→ **Given instruction**: Extract the full listing verbatim and drop any pictures from your copy.

→ **Stored records**:
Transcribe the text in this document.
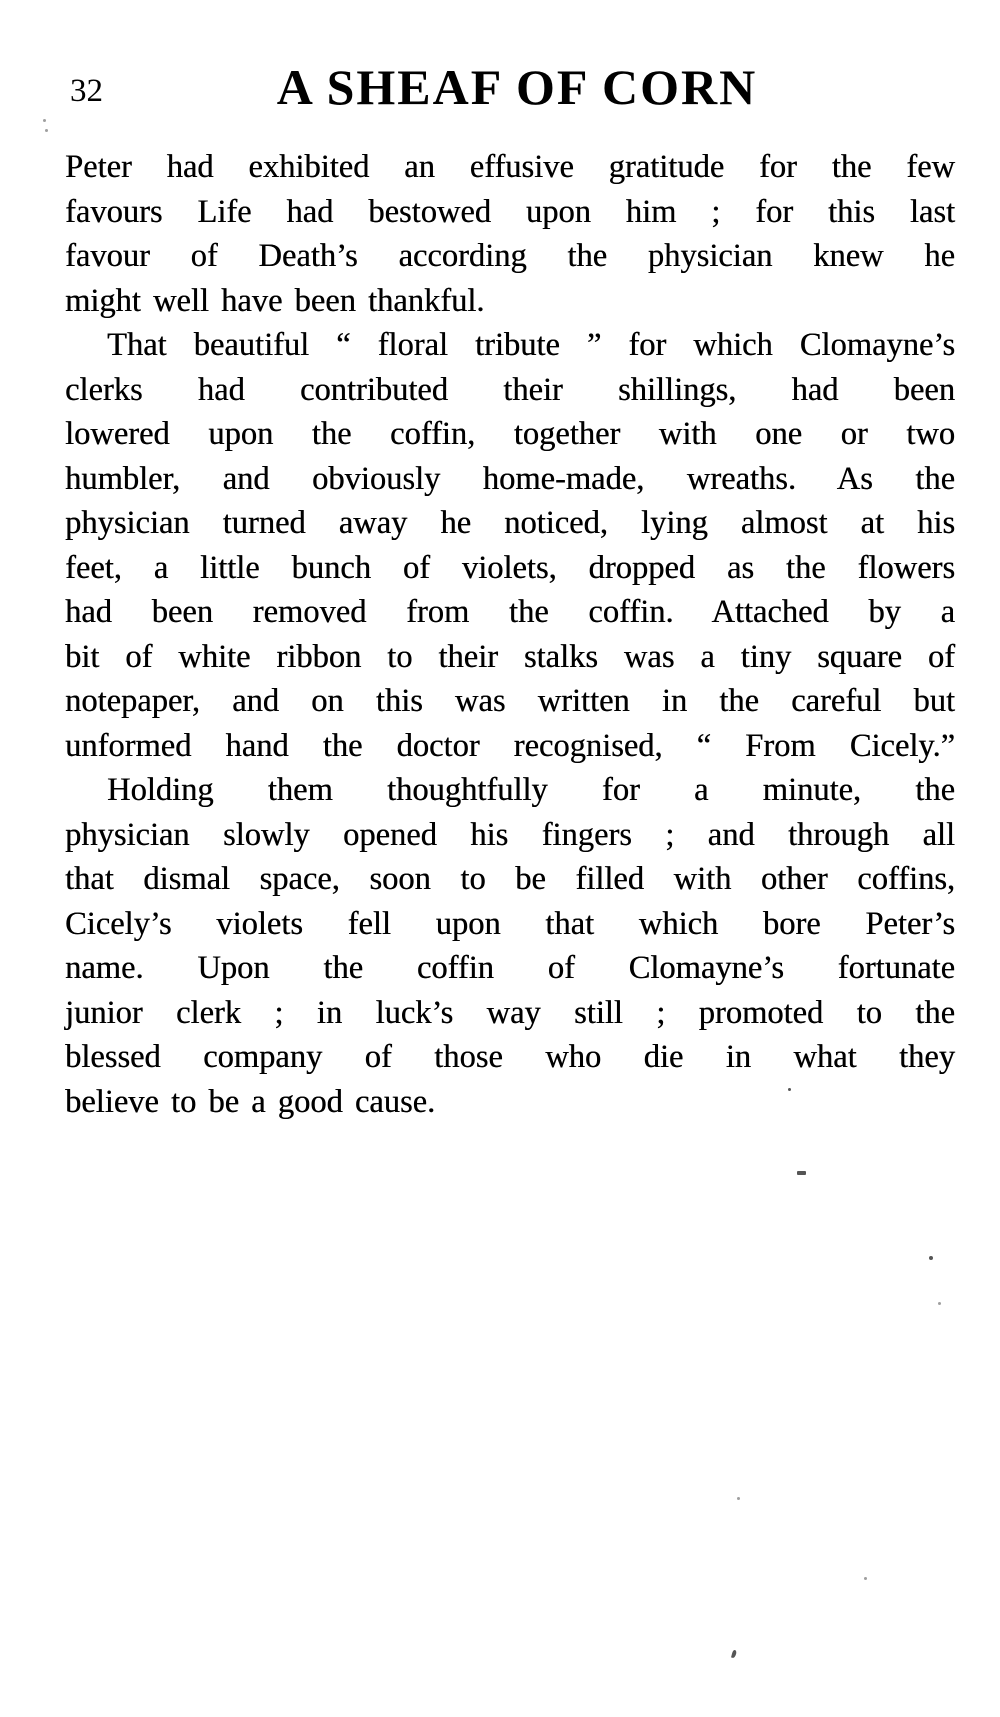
32	A SHEAF OF CORN
Peter had exhibited an effusive gratitude for the few
favours Life had bestowed upon him ; for this last
favour of Death’s according the physician knew he
might well have been thankful.
That beautiful “ floral tribute ” for which Clomayne’s
clerks had contributed their shillings, had been
lowered upon the coffin, together with one or two
humbler, and obviously home-made, wreaths. As the
physician turned away he noticed, lying almost at his
feet, a little bunch of violets, dropped as the flowers
had been removed from the coffin. Attached by a
bit of white ribbon to their stalks was a tiny square of
notepaper, and on this was written in the careful but
unformed hand the doctor recognised, “ From Cicely.”
Holding them thoughtfully for a minute, the
physician slowly opened his fingers ; and through all
that dismal space, soon to be filled with other coffins,
Cicely’s violets fell upon that which bore Peter’s
name. Upon the coffin of Clomayne’s fortunate
junior clerk ; in luck’s way still ; promoted to the
blessed company of those who die in what they
believe to be a good cause.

→ **Problem solution**:
Transcribe the text in this document.
32	A SHEAF OF CORN
Peter had exhibited an effusive gratitude for the few
favours Life had bestowed upon him ; for this last
favour of Death’s according the physician knew he
might well have been thankful.
That beautiful “ floral tribute ” for which Clomayne’s
clerks had contributed their shillings, had been
lowered upon the coffin, together with one or two
humbler, and obviously home-made, wreaths. As the
physician turned away he noticed, lying almost at his
feet, a little bunch of violets, dropped as the flowers
had been removed from the coffin. Attached by a
bit of white ribbon to their stalks was a tiny square of
notepaper, and on this was written in the careful but
unformed hand the doctor recognised, “ From Cicely.”
Holding them thoughtfully for a minute, the
physician slowly opened his fingers ; and through all
that dismal space, soon to be filled with other coffins,
Cicely’s violets fell upon that which bore Peter’s
name. Upon the coffin of Clomayne’s fortunate
junior clerk ; in luck’s way still ; promoted to the
blessed company of those who die in what they
believe to be a good cause.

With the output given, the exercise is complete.